EXERCISE PROMPT:
Please return the passage of the plan amendment below, word for word, from "This Amendment is" up to and including "on February 7, 2008.".

───── PASSAGE PROVIDED ─────

Incentive Plan

FOURTH AMENDMENT TO THE FLOWERS FOODS, INC. 2001 EQUITY AND PERFORMANCE INCENTIVE PLAN (As Restated Effective February 11, 2005)

 

EXHIBIT 10.18
FOURTH AMENDMENT TO THE
FLOWERS FOODS, INC.
2001 EQUITY AND PERFORMANCE INCENTIVE PLAN

(as restated effective February 11, 2005)
     This Amendment is made to the Flowers Foods, Inc. 2001 Equity and Performance Incentive Plan, as amended and restated (the “Plan”) to be effective February 4, 2008.
     WHEREAS, Flowers Foods, Inc. (the “Company”) has previously adopted and restated the Plan, and pursuant to Section 18 thereof, the Company’s Board of Directors (the “Board”) has the authority to amend the Plan, subject in certain cases to the approval of the Company’s shareholders, which authority the Board had delegated to the Compensation Committee of the Board of Directors (the “Compensation Committee”); and
     WHEREAS, this Amendment was authorized by the Compensation Committee on February 7, 2008.
     NOW, THEREFORE, the Plan is hereby amended as follows:
     The following is added to the Plan as Section 25:
“25. Recoupment. In the event the Board has reliable evidence of knowing misconduct by a Participant that resulted in the incorrect overstatement of the Company’s earnings or other financial measurements which were taken into consideration with respect to Management Objectives, and the Participant either received an award of Option Rights, Restricted Stock, Deferred Stock, Performance Stock or Performance Units pursuant to this Plan or such awards vested or became nonforfeitable as a result of such overstatement, the Board shall require that the Participant reimburse the Company or forfeit, as applicable, the full amount of any awards granted pursuant to this Plan that resulted from such overstatement. This provision shall not apply to any awards granted pursuant to this Plan prior to February 4, 2008. The remedy specified in this paragraph 25 shall not be exclusive, and shall be in addition to every other right or remedy at law or in equity that may be available to the Company.”

───── GIVEN RECORDS ─────

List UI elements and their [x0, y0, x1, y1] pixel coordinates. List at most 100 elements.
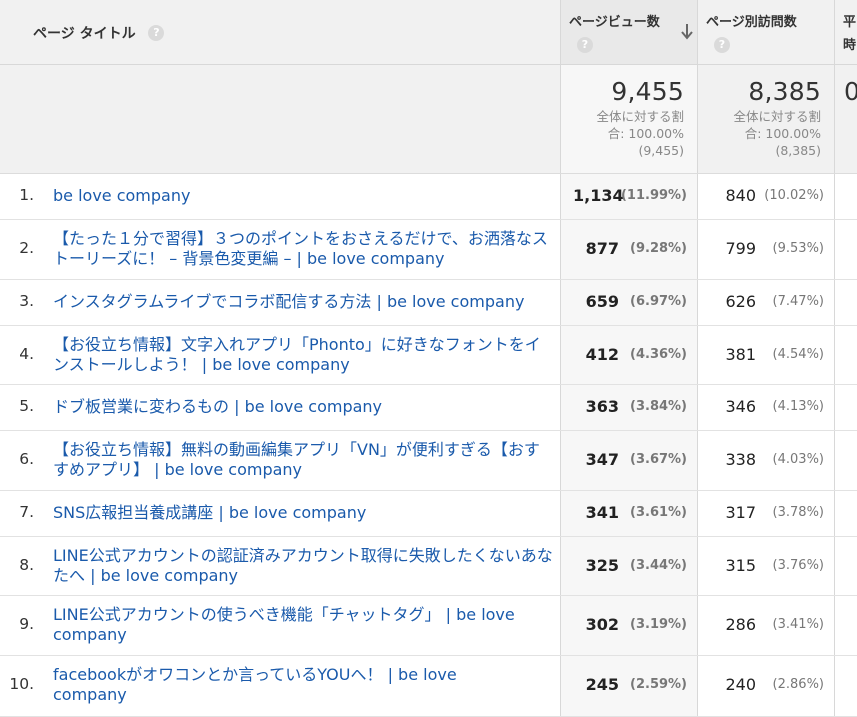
avg-time-total: 0 — [844, 77, 857, 106]
header-unique-pageviews-cell[interactable]: ページ別訪問数 ? — [697, 0, 834, 64]
pageviews-value: 347 — [585, 450, 619, 469]
page-title-link[interactable]: LINE公式アカウントの使うべき機能「チャットタグ」 | be love com… — [53, 605, 553, 645]
row-unique-pageviews-cell: 799 (9.53%) — [697, 220, 834, 279]
unique-pageviews-value: 338 — [725, 450, 756, 469]
row-title-cell: 1. be love company — [0, 174, 560, 219]
row-unique-pageviews-cell: 240 (2.86%) — [697, 656, 834, 716]
pageviews-percent: (2.59%) — [630, 677, 687, 692]
row-pageviews-cell: 325 (3.44%) — [560, 537, 697, 595]
page-title-link[interactable]: facebookがオワコンとか言っているYOUへ！ | be love comp… — [53, 665, 493, 705]
row-avg-time-cell — [834, 220, 857, 279]
unique-pageviews-percent: (7.47%) — [772, 294, 824, 309]
unique-pageviews-value: 346 — [725, 397, 756, 416]
page-title-link[interactable]: LINE公式アカウントの認証済みアカウント取得に失敗したくないあなたへ | be… — [53, 546, 553, 586]
sort-descending-icon[interactable] — [679, 23, 695, 41]
unique-pageviews-value: 240 — [725, 675, 756, 694]
unique-pageviews-percent: (2.86%) — [772, 677, 824, 692]
page-title-link[interactable]: 【たった１分で習得】３つのポイントをおさえるだけで、お洒落なストーリーズに！ –… — [53, 229, 553, 269]
unique-pageviews-share-line-1: 全体に対する割 — [733, 109, 821, 124]
table-row: 1. be love company 1,134 (11.99%) 840 (1… — [0, 174, 857, 220]
row-index: 2. — [19, 239, 34, 257]
row-index: 8. — [19, 556, 34, 574]
help-icon[interactable]: ? — [577, 37, 593, 53]
unique-pageviews-column-label[interactable]: ページ別訪問数 — [706, 11, 797, 30]
row-unique-pageviews-cell: 315 (3.76%) — [697, 537, 834, 595]
row-title-cell: 3. インスタグラムライブでコラボ配信する方法 | be love compan… — [0, 280, 560, 325]
row-avg-time-cell — [834, 656, 857, 716]
unique-pageviews-percent: (3.78%) — [772, 505, 824, 520]
summary-avg-time-cell: 0 — [834, 65, 857, 173]
row-index: 4. — [19, 345, 34, 363]
unique-pageviews-percent: (3.41%) — [772, 617, 824, 632]
pageviews-value: 245 — [585, 675, 619, 694]
row-title-cell: 8. LINE公式アカウントの認証済みアカウント取得に失敗したくないあなたへ |… — [0, 537, 560, 595]
avg-time-column-label[interactable]: 平 時 — [843, 11, 856, 57]
table-row: 2. 【たった１分で習得】３つのポイントをおさえるだけで、お洒落なストーリーズに… — [0, 220, 857, 280]
page-title-link[interactable]: 【お役立ち情報】文字入れアプリ「Phonto」に好きなフォントをインストールしよ… — [53, 335, 553, 375]
row-pageviews-cell: 412 (4.36%) — [560, 326, 697, 384]
table-row: 6. 【お役立ち情報】無料の動画編集アプリ「VN」が便利すぎる【おすすめアプリ】… — [0, 431, 857, 491]
row-avg-time-cell — [834, 326, 857, 384]
page-title-link[interactable]: ドブ板営業に変わるもの | be love company — [53, 397, 382, 417]
pageviews-percent: (3.67%) — [630, 452, 687, 467]
page-title-link[interactable]: be love company — [53, 186, 190, 206]
table-row: 3. インスタグラムライブでコラボ配信する方法 | be love compan… — [0, 280, 857, 326]
row-title-cell: 9. LINE公式アカウントの使うべき機能「チャットタグ」 | be love … — [0, 596, 560, 655]
table-row: 4. 【お役立ち情報】文字入れアプリ「Phonto」に好きなフォントをインストー… — [0, 326, 857, 385]
row-unique-pageviews-cell: 338 (4.03%) — [697, 431, 834, 490]
page-title-link[interactable]: インスタグラムライブでコラボ配信する方法 | be love company — [53, 292, 558, 312]
header-pageviews-cell[interactable]: ページビュー数 ? — [560, 0, 697, 64]
unique-pageviews-percent: (4.03%) — [772, 452, 824, 467]
pageviews-value: 877 — [585, 239, 619, 258]
row-pageviews-cell: 347 (3.67%) — [560, 431, 697, 490]
row-index: 10. — [9, 675, 34, 693]
summary-pageviews-cell: 9,455 全体に対する割 合: 100.00% (9,455) — [560, 65, 697, 173]
pageviews-column-label[interactable]: ページビュー数 — [569, 11, 660, 30]
pageviews-percent: (9.28%) — [630, 241, 687, 256]
pageviews-total-share: 全体に対する割 合: 100.00% (9,455) — [566, 108, 684, 159]
pageviews-percent: (6.97%) — [630, 294, 687, 309]
report-table: ページ タイトル ? ページビュー数 ? ページ別訪問数 ? 平 時 9,455… — [0, 0, 857, 717]
table-row: 7. SNS広報担当養成講座 | be love company 341 (3.… — [0, 491, 857, 537]
table-row: 5. ドブ板営業に変わるもの | be love company 363 (3.… — [0, 385, 857, 431]
pageviews-share-line-1: 全体に対する割 — [596, 109, 684, 124]
row-avg-time-cell — [834, 491, 857, 536]
unique-pageviews-value: 799 — [725, 239, 756, 258]
table-row: 8. LINE公式アカウントの認証済みアカウント取得に失敗したくないあなたへ |… — [0, 537, 857, 596]
summary-title-cell — [0, 65, 560, 173]
row-title-cell: 5. ドブ板営業に変わるもの | be love company — [0, 385, 560, 430]
pageviews-value: 302 — [585, 615, 619, 634]
unique-pageviews-percent: (10.02%) — [764, 188, 824, 203]
unique-pageviews-percent: (3.76%) — [772, 558, 824, 573]
pageviews-percent: (3.44%) — [630, 558, 687, 573]
help-icon[interactable]: ? — [714, 37, 730, 53]
row-title-cell: 10. facebookがオワコンとか言っているYOUへ！ | be love … — [0, 656, 560, 716]
row-pageviews-cell: 659 (6.97%) — [560, 280, 697, 325]
header-page-title-cell[interactable]: ページ タイトル ? — [0, 0, 560, 64]
row-unique-pageviews-cell: 840 (10.02%) — [697, 174, 834, 219]
row-avg-time-cell — [834, 537, 857, 595]
row-title-cell: 7. SNS広報担当養成講座 | be love company — [0, 491, 560, 536]
table-header: ページ タイトル ? ページビュー数 ? ページ別訪問数 ? 平 時 — [0, 0, 857, 65]
row-index: 3. — [19, 292, 34, 310]
row-avg-time-cell — [834, 385, 857, 430]
row-avg-time-cell — [834, 431, 857, 490]
row-unique-pageviews-cell: 381 (4.54%) — [697, 326, 834, 384]
help-icon[interactable]: ? — [148, 25, 165, 41]
pageviews-share-line-3: (9,455) — [638, 143, 684, 158]
row-pageviews-cell: 363 (3.84%) — [560, 385, 697, 430]
unique-pageviews-share-line-3: (8,385) — [775, 143, 821, 158]
unique-pageviews-value: 317 — [725, 503, 756, 522]
page-title-link[interactable]: 【お役立ち情報】無料の動画編集アプリ「VN」が便利すぎる【おすすめアプリ】 | … — [53, 440, 543, 480]
row-index: 5. — [19, 397, 34, 415]
page-title-link[interactable]: SNS広報担当養成講座 | be love company — [53, 503, 366, 523]
pageviews-value: 325 — [585, 556, 619, 575]
pageviews-percent: (11.99%) — [620, 188, 687, 203]
unique-pageviews-percent: (4.13%) — [772, 399, 824, 414]
unique-pageviews-value: 315 — [725, 556, 756, 575]
row-unique-pageviews-cell: 317 (3.78%) — [697, 491, 834, 536]
header-avg-time-cell[interactable]: 平 時 — [834, 0, 857, 64]
row-pageviews-cell: 877 (9.28%) — [560, 220, 697, 279]
pageviews-value: 659 — [585, 292, 619, 311]
row-avg-time-cell — [834, 280, 857, 325]
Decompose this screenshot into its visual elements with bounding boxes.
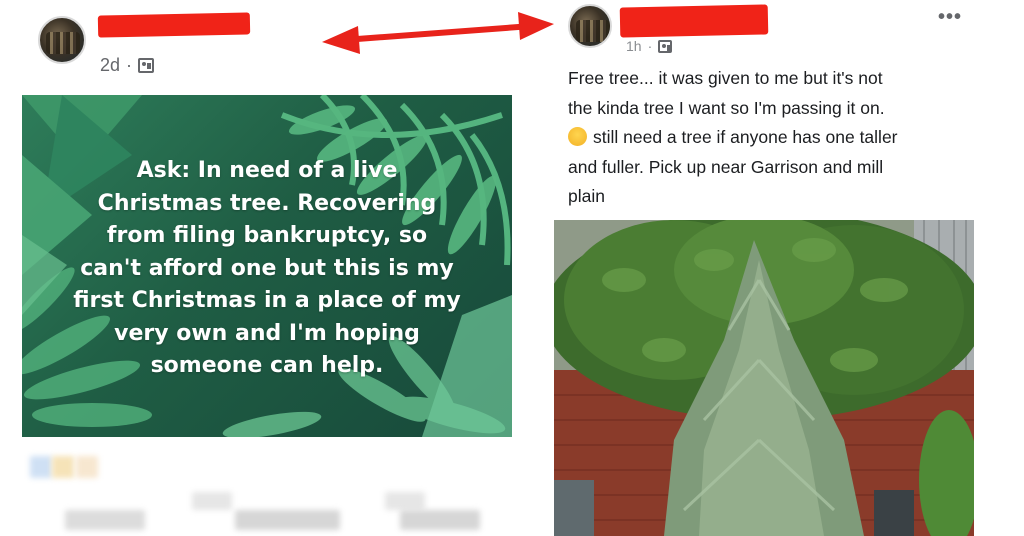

─────

SOLUTION:
This Amendment is made to the Flowers Foods, Inc. 2001 Equity and Performance Incentive Plan, as amended and restated (the “Plan”) to be effective February 4, 2008.
     WHEREAS, Flowers Foods, Inc. (the “Company”) has previously adopted and restated the Plan, and pursuant to Section 18 thereof, the Company’s Board of Directors (the “Board”) has the authority to amend the Plan, subject in certain cases to the approval of the Company’s shareholders, which authority the Board had delegated to the Compensation Committee of the Board of Directors (the “Compensation Committee”); and
     WHEREAS, this Amendment was authorized by the Compensation Committee on February 7, 2008.